Exercise prompt
Tally the lines in the listing below that include "this". Answer with the count and nothing more.

Data for processing
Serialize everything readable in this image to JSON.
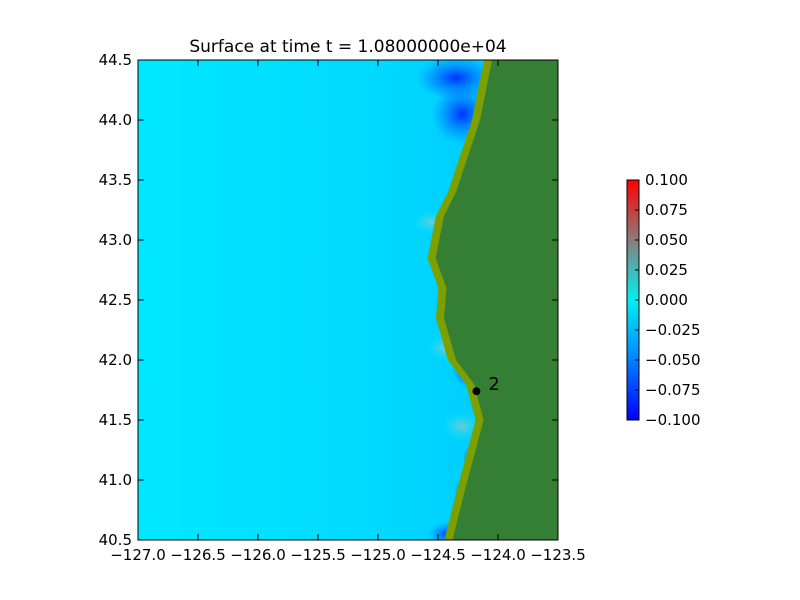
{
  "chart_data": {
    "type": "heatmap",
    "title": "Surface at time t = 1.08000000e+04",
    "xlabel": "",
    "ylabel": "",
    "xlim": [
      -127.0,
      -123.5
    ],
    "ylim": [
      40.5,
      44.5
    ],
    "xticks": [
      -127.0,
      -126.5,
      -126.0,
      -125.5,
      -125.0,
      -124.5,
      -124.0,
      -123.5
    ],
    "xtick_labels": [
      "−127.0",
      "−126.5",
      "−126.0",
      "−125.5",
      "−125.0",
      "−124.5",
      "−124.0",
      "−123.5"
    ],
    "yticks": [
      40.5,
      41.0,
      41.5,
      42.0,
      42.5,
      43.0,
      43.5,
      44.0,
      44.5
    ],
    "ytick_labels": [
      "40.5",
      "41.0",
      "41.5",
      "42.0",
      "42.5",
      "43.0",
      "43.5",
      "44.0",
      "44.5"
    ],
    "colorbar": {
      "range": [
        -0.1,
        0.1
      ],
      "ticks": [
        0.1,
        0.075,
        0.05,
        0.025,
        0.0,
        -0.025,
        -0.05,
        -0.075,
        -0.1
      ],
      "tick_labels": [
        "0.100",
        "0.075",
        "0.050",
        "0.025",
        "0.000",
        "−0.025",
        "−0.050",
        "−0.075",
        "−0.100"
      ],
      "colors": {
        "min": "#0000ff",
        "low": "#0090ff",
        "zero": "#00f0f0",
        "mid_high": "#8c7c7c",
        "max": "#ff0000"
      }
    },
    "field": {
      "background_value": -0.01,
      "ocean_color": "#00d4ff",
      "land_color": "#357f35",
      "shore_color": "#7da000"
    },
    "coastline": [
      [
        -124.05,
        44.5
      ],
      [
        -124.1,
        44.25
      ],
      [
        -124.15,
        44.0
      ],
      [
        -124.25,
        43.7
      ],
      [
        -124.35,
        43.4
      ],
      [
        -124.45,
        43.2
      ],
      [
        -124.52,
        42.85
      ],
      [
        -124.43,
        42.6
      ],
      [
        -124.45,
        42.35
      ],
      [
        -124.35,
        42.0
      ],
      [
        -124.2,
        41.8
      ],
      [
        -124.12,
        41.5
      ],
      [
        -124.2,
        41.2
      ],
      [
        -124.28,
        40.9
      ],
      [
        -124.38,
        40.5
      ]
    ],
    "gauges": [
      {
        "label": "2",
        "x": -124.18,
        "y": 41.74
      }
    ]
  }
}
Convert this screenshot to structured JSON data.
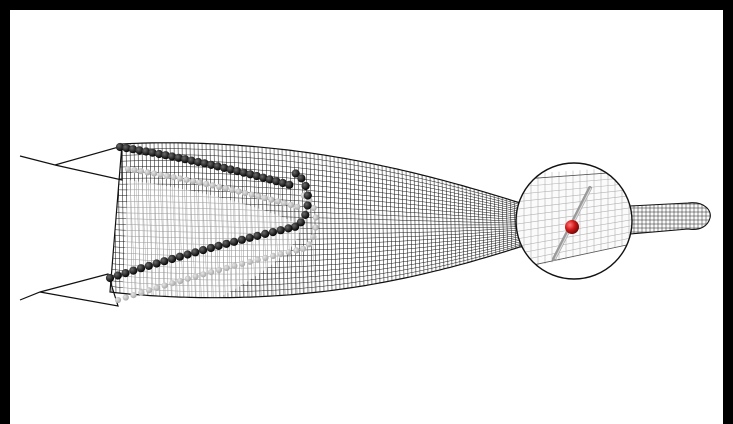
{
  "figure": {
    "caption": "",
    "colors": {
      "frame": "#000000",
      "background": "#ffffff",
      "mesh_dark": "#1a1a1a",
      "mesh_light": "#8a8a8a",
      "bead_dark": "#111111",
      "bead_light": "#bdbdbd",
      "sphere": "#d01818",
      "plate": "#9a9a9a"
    },
    "icons": [
      "magnifier-lens-icon",
      "red-sphere-icon"
    ]
  }
}
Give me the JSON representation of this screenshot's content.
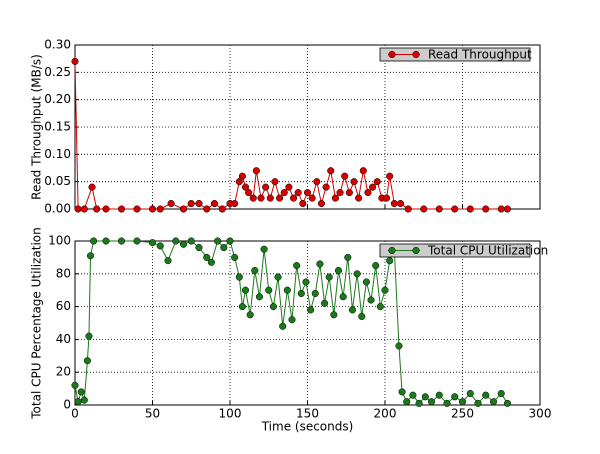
{
  "chart_data": [
    {
      "type": "line",
      "ylabel": "Read Throughput (MB/s)",
      "x": [
        0,
        2,
        6,
        11,
        14,
        20,
        30,
        40,
        50,
        55,
        62,
        70,
        75,
        80,
        85,
        90,
        95,
        100,
        103,
        106,
        108,
        110,
        112,
        115,
        117,
        120,
        123,
        126,
        129,
        132,
        135,
        138,
        141,
        144,
        147,
        150,
        153,
        156,
        159,
        162,
        165,
        168,
        171,
        174,
        177,
        180,
        183,
        186,
        189,
        192,
        195,
        198,
        201,
        203,
        206,
        210,
        215,
        225,
        235,
        245,
        255,
        265,
        275,
        279
      ],
      "series": [
        {
          "name": "Read Throughput",
          "color": "#d40000",
          "values": [
            0.27,
            0,
            0,
            0.04,
            0,
            0,
            0,
            0,
            0,
            0,
            0.01,
            0,
            0.01,
            0.01,
            0,
            0.01,
            0,
            0.01,
            0.01,
            0.05,
            0.06,
            0.04,
            0.03,
            0.02,
            0.07,
            0.02,
            0.04,
            0.02,
            0.05,
            0.02,
            0.03,
            0.04,
            0.02,
            0.03,
            0.01,
            0.03,
            0.02,
            0.05,
            0.01,
            0.04,
            0.07,
            0.02,
            0.03,
            0.06,
            0.03,
            0.05,
            0.02,
            0.07,
            0.03,
            0.04,
            0.05,
            0.02,
            0.02,
            0.06,
            0.01,
            0.01,
            0,
            0,
            0,
            0,
            0,
            0,
            0,
            0
          ]
        }
      ],
      "xlim": [
        0,
        300
      ],
      "xticks": [
        0,
        50,
        100,
        150,
        200,
        250,
        300
      ],
      "xticklabels": false,
      "ylim": [
        0,
        0.3
      ],
      "yticks": [
        {
          "value": 0,
          "label": "0.00"
        },
        {
          "value": 0.05,
          "label": "0.05"
        },
        {
          "value": 0.1,
          "label": "0.10"
        },
        {
          "value": 0.15,
          "label": "0.15"
        },
        {
          "value": 0.2,
          "label": "0.20"
        },
        {
          "value": 0.25,
          "label": "0.25"
        },
        {
          "value": 0.3,
          "label": "0.30"
        }
      ],
      "grid": true,
      "legend": "upper right"
    },
    {
      "type": "line",
      "ylabel": "Total CPU Percentage Utilization",
      "xlabel": "Time (seconds)",
      "x": [
        0,
        2,
        4,
        6,
        8,
        9,
        10,
        12,
        20,
        30,
        40,
        50,
        55,
        60,
        65,
        70,
        75,
        80,
        85,
        88,
        92,
        96,
        100,
        103,
        106,
        108,
        110,
        113,
        116,
        119,
        122,
        125,
        128,
        131,
        134,
        137,
        140,
        143,
        146,
        149,
        152,
        155,
        158,
        161,
        164,
        167,
        170,
        173,
        176,
        179,
        182,
        185,
        188,
        191,
        194,
        197,
        200,
        203,
        206,
        209,
        211,
        214,
        218,
        222,
        226,
        230,
        235,
        240,
        245,
        250,
        255,
        260,
        265,
        270,
        275,
        279
      ],
      "series": [
        {
          "name": "Total CPU Utilization",
          "color": "#1a7a1a",
          "values": [
            12,
            2,
            8,
            3,
            27,
            42,
            91,
            100,
            100,
            100,
            100,
            99,
            97,
            88,
            100,
            98,
            100,
            96,
            90,
            87,
            100,
            96,
            100,
            90,
            78,
            60,
            70,
            55,
            82,
            66,
            95,
            70,
            60,
            78,
            48,
            70,
            52,
            85,
            68,
            75,
            58,
            68,
            86,
            62,
            78,
            55,
            82,
            66,
            90,
            58,
            80,
            54,
            75,
            64,
            85,
            60,
            70,
            88,
            95,
            36,
            8,
            2,
            6,
            1,
            5,
            2,
            6,
            1,
            5,
            2,
            7,
            1,
            6,
            2,
            7,
            1
          ]
        }
      ],
      "xlim": [
        0,
        300
      ],
      "xticks": [
        0,
        50,
        100,
        150,
        200,
        250,
        300
      ],
      "xticklabels": true,
      "ylim": [
        0,
        100
      ],
      "yticks": [
        0,
        20,
        40,
        60,
        80,
        100
      ],
      "grid": true,
      "legend": "upper right"
    }
  ]
}
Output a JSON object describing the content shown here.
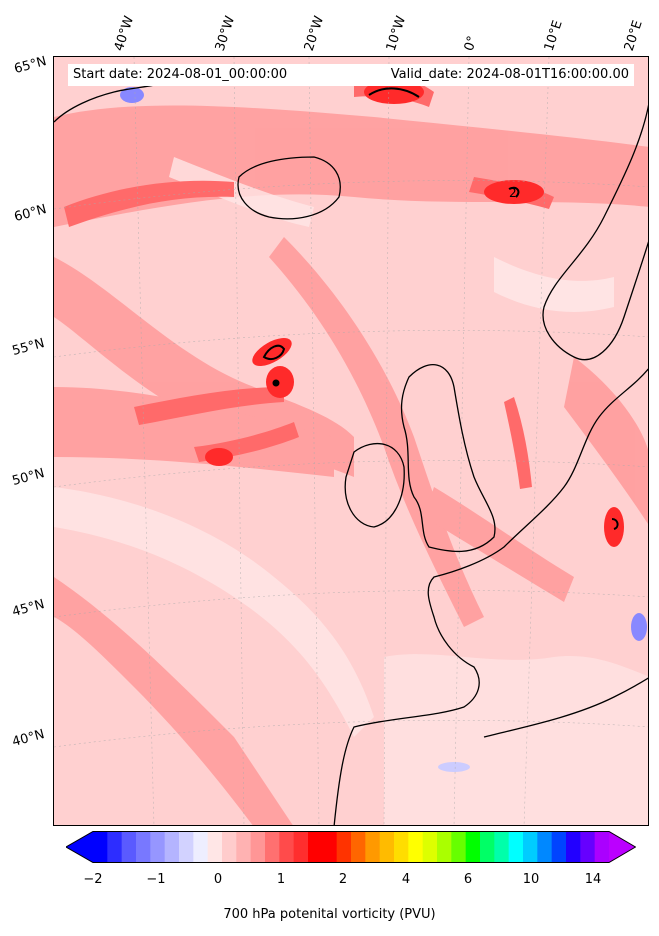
{
  "map": {
    "start_date": "Start date: 2024-08-01_00:00:00",
    "valid_date": "Valid_date: 2024-08-01T16:00:00.00",
    "longitude_labels": [
      "40°W",
      "30°W",
      "20°W",
      "10°W",
      "0°",
      "10°E",
      "20°E"
    ],
    "latitude_labels": [
      "65°N",
      "60°N",
      "55°N",
      "50°N",
      "45°N",
      "40°N"
    ],
    "contour_label": "2",
    "land_outline_color": "#000000",
    "field_colors": {
      "background": "#ffd0d0",
      "light": "#ffe6e6",
      "medium": "#ff9c9c",
      "strong": "#ff6a6a",
      "intense": "#ff2a2a",
      "negative": "#8888ff"
    }
  },
  "colorbar": {
    "title": "700 hPa potenital vorticity (PVU)",
    "tick_labels": [
      "−2",
      "−1",
      "0",
      "1",
      "2",
      "4",
      "6",
      "10",
      "14"
    ],
    "colors": [
      "#0000ff",
      "#2d2dff",
      "#5a5aff",
      "#7878ff",
      "#9696ff",
      "#b4b4ff",
      "#d2d2ff",
      "#eeeeff",
      "#ffe6e6",
      "#ffcccc",
      "#ffb2b2",
      "#ff9696",
      "#ff7070",
      "#ff4b4b",
      "#ff2e2e",
      "#ff0000",
      "#ff0000",
      "#ff3300",
      "#ff6600",
      "#ff9900",
      "#ffbb00",
      "#ffdd00",
      "#ffff00",
      "#ddff00",
      "#aaff00",
      "#66ff00",
      "#00ff00",
      "#00ff66",
      "#00ffaa",
      "#00ffff",
      "#00ccff",
      "#0088ff",
      "#0044ff",
      "#2200ff",
      "#6600ff",
      "#aa00ff"
    ],
    "extend_low_color": "#0000ff",
    "extend_high_color": "#bb00ff"
  }
}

Task result
3